::: DATA ROWS :::
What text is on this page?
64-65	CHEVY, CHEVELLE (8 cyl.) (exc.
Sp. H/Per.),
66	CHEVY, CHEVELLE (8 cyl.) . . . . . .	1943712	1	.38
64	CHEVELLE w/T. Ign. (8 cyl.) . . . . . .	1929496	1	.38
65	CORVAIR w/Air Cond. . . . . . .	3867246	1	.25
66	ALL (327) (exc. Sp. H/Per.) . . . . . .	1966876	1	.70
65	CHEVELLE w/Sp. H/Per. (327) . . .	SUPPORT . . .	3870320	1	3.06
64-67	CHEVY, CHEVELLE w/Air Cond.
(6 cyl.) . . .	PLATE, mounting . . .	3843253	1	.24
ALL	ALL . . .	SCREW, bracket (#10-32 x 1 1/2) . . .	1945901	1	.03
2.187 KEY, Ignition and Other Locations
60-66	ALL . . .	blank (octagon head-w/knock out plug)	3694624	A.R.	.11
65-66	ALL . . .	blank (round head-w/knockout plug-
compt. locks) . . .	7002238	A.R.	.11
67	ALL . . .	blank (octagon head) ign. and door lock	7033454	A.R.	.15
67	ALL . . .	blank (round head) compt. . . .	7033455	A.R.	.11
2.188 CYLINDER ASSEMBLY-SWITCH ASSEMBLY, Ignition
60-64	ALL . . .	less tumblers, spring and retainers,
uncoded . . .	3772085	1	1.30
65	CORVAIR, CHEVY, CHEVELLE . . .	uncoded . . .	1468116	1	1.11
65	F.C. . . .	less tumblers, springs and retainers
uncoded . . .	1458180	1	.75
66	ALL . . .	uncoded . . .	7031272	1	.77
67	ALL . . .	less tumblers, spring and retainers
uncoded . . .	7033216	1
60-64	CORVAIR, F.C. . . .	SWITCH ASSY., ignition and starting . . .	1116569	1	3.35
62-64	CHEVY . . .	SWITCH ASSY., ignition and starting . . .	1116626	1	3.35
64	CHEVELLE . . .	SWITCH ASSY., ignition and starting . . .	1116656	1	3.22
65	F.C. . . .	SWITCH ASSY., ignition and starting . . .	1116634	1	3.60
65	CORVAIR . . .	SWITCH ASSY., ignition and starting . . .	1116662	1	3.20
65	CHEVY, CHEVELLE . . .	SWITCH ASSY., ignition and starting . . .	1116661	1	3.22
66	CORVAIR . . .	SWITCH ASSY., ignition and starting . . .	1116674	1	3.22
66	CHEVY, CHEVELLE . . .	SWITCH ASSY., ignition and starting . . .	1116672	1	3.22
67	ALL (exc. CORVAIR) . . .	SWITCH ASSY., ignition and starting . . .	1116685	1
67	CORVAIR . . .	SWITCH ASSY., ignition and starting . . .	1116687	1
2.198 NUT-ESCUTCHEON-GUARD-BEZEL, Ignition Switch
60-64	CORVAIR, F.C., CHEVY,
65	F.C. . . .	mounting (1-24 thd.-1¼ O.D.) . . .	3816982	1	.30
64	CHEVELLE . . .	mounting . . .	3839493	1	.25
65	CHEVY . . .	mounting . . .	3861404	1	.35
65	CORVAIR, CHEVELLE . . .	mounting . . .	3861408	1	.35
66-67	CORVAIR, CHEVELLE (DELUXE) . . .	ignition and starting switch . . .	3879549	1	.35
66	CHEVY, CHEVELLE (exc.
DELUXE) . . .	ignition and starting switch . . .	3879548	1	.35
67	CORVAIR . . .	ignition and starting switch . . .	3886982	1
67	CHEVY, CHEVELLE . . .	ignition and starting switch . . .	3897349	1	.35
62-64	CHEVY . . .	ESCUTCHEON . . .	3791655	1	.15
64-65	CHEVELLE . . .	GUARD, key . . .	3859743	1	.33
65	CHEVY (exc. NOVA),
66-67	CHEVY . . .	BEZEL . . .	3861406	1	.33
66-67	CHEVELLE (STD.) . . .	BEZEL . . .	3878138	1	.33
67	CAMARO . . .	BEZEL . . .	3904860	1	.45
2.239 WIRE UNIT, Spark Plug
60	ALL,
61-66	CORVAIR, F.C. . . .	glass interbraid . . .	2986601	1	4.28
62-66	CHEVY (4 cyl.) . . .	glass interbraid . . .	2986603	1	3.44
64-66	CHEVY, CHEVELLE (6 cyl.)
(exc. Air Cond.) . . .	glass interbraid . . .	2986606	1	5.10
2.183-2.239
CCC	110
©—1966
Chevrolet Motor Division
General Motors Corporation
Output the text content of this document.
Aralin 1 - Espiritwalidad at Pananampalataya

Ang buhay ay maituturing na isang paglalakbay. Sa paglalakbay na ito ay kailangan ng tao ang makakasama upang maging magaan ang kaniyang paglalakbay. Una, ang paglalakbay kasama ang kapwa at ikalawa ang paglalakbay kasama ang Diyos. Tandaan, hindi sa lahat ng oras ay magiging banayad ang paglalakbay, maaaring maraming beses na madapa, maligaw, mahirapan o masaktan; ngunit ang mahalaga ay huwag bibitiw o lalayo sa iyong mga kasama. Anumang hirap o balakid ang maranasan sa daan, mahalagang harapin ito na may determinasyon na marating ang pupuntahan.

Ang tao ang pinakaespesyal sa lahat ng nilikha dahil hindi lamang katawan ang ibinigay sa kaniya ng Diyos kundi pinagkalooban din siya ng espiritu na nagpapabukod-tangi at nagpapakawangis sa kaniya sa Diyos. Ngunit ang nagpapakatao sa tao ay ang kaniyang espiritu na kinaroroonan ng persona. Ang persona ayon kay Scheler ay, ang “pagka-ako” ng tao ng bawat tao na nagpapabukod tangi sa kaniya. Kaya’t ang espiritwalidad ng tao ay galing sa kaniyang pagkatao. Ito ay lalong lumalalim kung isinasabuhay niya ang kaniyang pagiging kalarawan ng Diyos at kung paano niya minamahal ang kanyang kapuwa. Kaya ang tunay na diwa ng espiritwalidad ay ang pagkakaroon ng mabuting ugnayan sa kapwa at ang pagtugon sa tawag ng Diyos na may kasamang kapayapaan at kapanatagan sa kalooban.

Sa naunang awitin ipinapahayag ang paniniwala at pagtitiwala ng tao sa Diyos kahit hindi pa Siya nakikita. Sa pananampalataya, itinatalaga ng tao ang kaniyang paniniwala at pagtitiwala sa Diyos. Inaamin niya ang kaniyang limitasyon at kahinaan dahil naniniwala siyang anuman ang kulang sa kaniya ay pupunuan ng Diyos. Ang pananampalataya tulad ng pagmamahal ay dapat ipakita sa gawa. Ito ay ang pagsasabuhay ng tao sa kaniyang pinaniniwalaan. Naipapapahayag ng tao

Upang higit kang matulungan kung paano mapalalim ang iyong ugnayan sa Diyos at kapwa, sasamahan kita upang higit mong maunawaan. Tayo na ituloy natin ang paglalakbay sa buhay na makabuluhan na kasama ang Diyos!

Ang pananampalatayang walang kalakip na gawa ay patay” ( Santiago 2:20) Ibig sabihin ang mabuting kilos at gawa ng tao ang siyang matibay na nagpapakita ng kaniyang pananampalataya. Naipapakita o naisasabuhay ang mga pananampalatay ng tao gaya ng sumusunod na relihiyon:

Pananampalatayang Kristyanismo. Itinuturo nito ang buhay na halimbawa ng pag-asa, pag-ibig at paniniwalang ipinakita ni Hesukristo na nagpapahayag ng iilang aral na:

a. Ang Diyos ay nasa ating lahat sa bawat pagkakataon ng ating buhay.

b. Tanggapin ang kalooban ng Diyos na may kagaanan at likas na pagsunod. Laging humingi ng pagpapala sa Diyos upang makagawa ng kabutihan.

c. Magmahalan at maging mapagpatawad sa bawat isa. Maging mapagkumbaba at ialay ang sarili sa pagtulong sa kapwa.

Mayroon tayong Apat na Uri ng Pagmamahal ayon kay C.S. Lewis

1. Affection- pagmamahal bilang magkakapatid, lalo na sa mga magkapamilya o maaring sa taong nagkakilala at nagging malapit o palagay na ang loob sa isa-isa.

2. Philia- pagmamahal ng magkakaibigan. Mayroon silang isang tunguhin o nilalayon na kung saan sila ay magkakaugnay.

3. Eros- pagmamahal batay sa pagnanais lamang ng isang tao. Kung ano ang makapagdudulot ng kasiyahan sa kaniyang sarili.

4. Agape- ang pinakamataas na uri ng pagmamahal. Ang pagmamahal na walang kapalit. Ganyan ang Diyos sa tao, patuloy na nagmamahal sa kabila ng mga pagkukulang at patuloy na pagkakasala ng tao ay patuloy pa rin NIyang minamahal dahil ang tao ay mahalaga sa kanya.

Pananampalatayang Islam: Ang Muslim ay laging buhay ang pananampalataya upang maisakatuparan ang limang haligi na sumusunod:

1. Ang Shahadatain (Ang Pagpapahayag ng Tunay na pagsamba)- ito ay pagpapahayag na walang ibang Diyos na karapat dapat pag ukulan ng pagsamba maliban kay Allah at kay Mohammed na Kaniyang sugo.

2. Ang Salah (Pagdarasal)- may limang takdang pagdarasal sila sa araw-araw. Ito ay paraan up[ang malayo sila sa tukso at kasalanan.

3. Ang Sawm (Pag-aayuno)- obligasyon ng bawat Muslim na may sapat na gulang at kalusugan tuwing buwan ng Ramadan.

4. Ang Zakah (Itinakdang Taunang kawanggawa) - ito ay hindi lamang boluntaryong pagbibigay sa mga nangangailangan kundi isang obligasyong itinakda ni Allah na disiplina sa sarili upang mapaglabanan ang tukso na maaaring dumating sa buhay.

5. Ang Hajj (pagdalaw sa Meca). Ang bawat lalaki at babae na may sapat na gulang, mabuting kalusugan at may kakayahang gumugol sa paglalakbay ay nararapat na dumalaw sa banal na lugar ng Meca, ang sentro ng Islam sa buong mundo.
:::
PROMPT:
Scan the listing above and identify each line holding the string "DELUXE"; copy every such line.

RESULT OF THIS TASK:
66-67	CORVAIR, CHEVELLE (DELUXE) . . .	ignition and starting switch . . .	3879549	1	.35
DELUXE) . . .	ignition and starting switch . . .	3879548	1	.35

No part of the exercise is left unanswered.